____ DATA ROWS

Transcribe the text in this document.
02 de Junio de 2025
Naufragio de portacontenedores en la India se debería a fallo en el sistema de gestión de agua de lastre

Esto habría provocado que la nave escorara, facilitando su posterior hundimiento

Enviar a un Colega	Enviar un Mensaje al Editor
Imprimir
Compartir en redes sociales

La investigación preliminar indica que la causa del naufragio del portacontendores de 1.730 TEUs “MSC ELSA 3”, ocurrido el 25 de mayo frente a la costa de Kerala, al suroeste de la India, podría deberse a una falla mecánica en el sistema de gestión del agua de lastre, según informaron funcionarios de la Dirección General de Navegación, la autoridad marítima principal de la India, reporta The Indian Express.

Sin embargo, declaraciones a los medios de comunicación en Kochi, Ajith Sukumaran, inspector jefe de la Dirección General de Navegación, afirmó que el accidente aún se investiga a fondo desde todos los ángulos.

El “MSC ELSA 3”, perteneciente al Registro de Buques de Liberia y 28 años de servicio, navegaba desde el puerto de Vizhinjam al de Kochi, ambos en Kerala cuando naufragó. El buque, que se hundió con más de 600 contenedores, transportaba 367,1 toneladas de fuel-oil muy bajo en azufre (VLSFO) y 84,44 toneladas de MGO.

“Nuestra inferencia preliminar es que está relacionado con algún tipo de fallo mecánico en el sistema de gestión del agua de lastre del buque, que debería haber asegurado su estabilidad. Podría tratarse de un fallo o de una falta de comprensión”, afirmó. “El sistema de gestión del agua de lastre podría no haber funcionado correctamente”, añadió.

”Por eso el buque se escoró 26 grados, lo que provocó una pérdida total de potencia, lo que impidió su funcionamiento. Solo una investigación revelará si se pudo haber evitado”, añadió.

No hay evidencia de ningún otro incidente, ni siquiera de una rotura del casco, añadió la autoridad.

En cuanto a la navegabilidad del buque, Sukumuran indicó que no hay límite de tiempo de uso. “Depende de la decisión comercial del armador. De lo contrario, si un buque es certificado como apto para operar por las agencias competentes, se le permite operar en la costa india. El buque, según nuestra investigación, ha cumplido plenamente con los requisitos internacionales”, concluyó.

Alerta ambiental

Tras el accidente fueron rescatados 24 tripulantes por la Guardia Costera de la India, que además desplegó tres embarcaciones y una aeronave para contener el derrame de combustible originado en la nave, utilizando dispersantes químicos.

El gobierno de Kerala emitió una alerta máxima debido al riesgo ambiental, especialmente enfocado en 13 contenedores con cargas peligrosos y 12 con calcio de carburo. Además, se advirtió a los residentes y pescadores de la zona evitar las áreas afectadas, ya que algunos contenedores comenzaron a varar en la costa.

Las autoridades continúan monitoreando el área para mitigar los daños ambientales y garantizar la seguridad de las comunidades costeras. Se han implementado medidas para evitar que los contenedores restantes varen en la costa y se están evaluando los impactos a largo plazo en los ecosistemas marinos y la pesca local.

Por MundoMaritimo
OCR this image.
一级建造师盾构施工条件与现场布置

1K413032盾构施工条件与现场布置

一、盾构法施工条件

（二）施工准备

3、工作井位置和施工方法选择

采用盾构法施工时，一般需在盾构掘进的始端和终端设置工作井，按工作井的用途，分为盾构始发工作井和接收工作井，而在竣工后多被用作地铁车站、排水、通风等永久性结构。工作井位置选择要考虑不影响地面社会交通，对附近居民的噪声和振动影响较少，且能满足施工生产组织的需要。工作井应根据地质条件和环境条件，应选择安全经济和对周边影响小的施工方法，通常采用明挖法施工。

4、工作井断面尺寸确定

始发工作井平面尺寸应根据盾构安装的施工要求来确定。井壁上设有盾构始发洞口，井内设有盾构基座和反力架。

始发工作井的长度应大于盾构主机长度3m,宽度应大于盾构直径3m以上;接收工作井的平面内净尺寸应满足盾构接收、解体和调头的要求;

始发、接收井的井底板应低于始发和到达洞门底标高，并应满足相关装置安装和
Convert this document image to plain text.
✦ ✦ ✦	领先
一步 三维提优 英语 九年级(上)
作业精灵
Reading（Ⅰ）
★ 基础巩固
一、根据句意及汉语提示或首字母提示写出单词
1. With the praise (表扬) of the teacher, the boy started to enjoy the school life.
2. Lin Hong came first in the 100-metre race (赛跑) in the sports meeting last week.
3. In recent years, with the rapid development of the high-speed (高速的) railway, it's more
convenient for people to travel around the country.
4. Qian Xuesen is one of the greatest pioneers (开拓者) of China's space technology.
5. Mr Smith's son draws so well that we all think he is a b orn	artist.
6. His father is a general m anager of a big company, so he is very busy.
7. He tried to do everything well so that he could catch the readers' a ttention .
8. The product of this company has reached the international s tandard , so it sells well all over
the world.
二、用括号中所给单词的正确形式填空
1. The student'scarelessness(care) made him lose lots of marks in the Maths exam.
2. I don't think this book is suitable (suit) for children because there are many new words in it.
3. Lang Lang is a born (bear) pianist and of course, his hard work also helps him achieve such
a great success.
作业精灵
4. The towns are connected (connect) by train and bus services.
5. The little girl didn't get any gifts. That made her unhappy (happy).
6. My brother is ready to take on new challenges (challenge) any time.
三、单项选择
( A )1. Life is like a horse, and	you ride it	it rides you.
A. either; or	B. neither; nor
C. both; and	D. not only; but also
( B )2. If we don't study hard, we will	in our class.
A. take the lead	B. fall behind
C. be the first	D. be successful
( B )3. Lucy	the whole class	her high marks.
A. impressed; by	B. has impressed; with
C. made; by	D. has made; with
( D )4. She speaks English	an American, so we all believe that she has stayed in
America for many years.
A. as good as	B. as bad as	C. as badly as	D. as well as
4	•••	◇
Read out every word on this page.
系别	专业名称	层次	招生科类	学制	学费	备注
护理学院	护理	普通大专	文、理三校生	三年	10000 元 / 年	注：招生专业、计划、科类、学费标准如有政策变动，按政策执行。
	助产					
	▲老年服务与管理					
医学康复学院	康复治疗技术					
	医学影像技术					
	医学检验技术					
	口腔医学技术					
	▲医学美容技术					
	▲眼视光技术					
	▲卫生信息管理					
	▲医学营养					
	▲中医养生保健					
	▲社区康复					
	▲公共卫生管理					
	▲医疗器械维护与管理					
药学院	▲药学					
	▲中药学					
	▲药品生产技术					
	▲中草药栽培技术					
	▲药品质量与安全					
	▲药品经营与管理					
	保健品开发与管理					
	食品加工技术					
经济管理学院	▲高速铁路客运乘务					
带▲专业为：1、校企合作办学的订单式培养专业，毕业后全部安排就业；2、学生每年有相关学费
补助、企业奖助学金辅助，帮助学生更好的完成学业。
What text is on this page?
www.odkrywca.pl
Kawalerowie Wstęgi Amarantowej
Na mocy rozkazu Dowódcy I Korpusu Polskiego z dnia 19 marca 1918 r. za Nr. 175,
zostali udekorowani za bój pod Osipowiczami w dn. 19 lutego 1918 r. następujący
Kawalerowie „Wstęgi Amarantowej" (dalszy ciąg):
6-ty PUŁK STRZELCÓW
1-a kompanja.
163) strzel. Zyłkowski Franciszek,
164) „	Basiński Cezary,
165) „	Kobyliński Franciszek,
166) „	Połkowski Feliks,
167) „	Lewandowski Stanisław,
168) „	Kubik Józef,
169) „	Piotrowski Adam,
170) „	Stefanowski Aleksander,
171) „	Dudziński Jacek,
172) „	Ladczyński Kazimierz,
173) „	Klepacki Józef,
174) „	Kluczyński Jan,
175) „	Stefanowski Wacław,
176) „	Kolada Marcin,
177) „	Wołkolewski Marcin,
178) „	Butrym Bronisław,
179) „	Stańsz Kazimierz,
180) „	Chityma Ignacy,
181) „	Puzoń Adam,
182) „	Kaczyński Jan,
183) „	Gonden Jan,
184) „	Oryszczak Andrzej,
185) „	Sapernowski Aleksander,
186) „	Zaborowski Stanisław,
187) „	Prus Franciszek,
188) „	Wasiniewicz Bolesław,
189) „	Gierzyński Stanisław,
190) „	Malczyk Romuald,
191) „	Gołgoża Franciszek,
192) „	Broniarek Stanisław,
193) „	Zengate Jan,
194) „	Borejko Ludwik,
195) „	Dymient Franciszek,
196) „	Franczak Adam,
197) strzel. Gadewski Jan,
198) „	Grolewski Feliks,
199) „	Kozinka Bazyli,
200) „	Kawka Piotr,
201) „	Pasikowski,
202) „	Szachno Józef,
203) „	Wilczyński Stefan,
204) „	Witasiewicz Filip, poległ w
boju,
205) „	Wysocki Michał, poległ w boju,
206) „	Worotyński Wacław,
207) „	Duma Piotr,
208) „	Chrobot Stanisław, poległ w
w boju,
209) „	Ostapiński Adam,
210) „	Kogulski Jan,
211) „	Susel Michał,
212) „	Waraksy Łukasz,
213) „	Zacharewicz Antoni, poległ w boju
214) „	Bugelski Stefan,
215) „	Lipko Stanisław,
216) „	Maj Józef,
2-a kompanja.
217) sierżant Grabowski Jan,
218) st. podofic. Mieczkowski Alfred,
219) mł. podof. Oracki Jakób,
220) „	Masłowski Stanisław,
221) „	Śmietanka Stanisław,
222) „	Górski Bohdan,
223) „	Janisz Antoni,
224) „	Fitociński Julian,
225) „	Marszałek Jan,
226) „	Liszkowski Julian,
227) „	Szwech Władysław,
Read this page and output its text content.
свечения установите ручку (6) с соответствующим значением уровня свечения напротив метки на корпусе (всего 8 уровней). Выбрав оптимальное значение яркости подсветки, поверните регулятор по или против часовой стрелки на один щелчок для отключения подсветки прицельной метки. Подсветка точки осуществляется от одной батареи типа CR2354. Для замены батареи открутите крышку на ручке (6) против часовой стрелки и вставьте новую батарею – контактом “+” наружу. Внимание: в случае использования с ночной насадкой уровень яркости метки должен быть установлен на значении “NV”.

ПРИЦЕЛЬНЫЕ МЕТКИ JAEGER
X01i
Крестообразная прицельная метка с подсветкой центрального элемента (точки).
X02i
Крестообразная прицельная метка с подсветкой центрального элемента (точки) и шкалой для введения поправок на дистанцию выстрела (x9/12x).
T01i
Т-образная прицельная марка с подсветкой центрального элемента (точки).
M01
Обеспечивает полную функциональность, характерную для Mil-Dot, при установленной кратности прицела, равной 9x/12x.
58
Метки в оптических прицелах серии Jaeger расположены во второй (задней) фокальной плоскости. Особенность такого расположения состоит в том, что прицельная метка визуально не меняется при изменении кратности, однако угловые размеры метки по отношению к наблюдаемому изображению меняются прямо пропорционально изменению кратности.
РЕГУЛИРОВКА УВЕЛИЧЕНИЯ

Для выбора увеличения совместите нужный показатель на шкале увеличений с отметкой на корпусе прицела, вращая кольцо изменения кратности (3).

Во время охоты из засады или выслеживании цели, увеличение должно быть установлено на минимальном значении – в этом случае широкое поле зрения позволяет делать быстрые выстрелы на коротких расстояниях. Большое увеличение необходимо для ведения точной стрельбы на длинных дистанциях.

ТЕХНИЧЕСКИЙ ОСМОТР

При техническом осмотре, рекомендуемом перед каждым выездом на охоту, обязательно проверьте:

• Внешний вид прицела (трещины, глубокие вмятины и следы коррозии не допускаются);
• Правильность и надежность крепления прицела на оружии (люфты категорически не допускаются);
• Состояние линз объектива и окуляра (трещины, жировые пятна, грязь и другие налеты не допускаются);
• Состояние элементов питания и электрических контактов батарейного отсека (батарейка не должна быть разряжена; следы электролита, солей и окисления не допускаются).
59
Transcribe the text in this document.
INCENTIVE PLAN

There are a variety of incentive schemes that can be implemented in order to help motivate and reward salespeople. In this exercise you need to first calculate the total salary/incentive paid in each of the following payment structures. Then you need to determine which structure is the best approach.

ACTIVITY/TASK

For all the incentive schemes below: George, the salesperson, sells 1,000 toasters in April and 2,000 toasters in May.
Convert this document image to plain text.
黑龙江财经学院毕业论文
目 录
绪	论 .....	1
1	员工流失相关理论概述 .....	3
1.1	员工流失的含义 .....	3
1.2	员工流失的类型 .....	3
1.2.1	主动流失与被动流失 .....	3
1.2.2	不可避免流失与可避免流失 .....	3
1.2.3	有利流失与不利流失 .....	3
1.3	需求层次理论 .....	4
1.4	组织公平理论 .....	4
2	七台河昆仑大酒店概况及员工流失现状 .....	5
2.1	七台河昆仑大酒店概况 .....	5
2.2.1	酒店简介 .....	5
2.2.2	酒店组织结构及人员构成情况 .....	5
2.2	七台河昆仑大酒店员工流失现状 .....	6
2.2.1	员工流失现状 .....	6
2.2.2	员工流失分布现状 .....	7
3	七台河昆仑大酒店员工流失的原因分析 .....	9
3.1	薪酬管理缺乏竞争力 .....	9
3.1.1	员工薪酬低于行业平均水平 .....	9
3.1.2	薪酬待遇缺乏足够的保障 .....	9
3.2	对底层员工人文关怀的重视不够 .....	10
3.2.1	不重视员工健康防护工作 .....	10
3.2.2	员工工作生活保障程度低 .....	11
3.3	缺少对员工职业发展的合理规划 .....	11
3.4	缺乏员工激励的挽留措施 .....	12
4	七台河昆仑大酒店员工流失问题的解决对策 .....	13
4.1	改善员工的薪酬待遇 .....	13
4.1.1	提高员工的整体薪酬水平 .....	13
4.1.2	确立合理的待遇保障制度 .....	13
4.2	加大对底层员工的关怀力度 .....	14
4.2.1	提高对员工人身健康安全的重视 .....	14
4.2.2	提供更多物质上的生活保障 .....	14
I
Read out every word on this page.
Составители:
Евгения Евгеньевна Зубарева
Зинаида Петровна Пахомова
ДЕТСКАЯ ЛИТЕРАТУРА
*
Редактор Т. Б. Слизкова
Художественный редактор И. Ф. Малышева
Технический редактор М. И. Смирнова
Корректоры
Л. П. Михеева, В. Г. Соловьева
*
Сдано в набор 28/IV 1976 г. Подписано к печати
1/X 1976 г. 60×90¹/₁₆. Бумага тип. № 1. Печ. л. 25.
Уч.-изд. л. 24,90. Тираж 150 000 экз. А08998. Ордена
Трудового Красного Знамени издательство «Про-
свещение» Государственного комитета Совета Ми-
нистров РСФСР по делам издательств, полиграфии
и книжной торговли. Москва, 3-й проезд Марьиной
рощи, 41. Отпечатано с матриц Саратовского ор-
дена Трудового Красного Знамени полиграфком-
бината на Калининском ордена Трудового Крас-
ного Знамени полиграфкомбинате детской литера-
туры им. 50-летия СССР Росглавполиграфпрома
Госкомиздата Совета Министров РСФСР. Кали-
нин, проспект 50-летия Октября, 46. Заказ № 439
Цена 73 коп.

________

### WHAT TO PRODUCE
Among the lines of the data above, count those holding "корпусе" and state only the number.

### SOLUTION TO THIS EXERCISE
2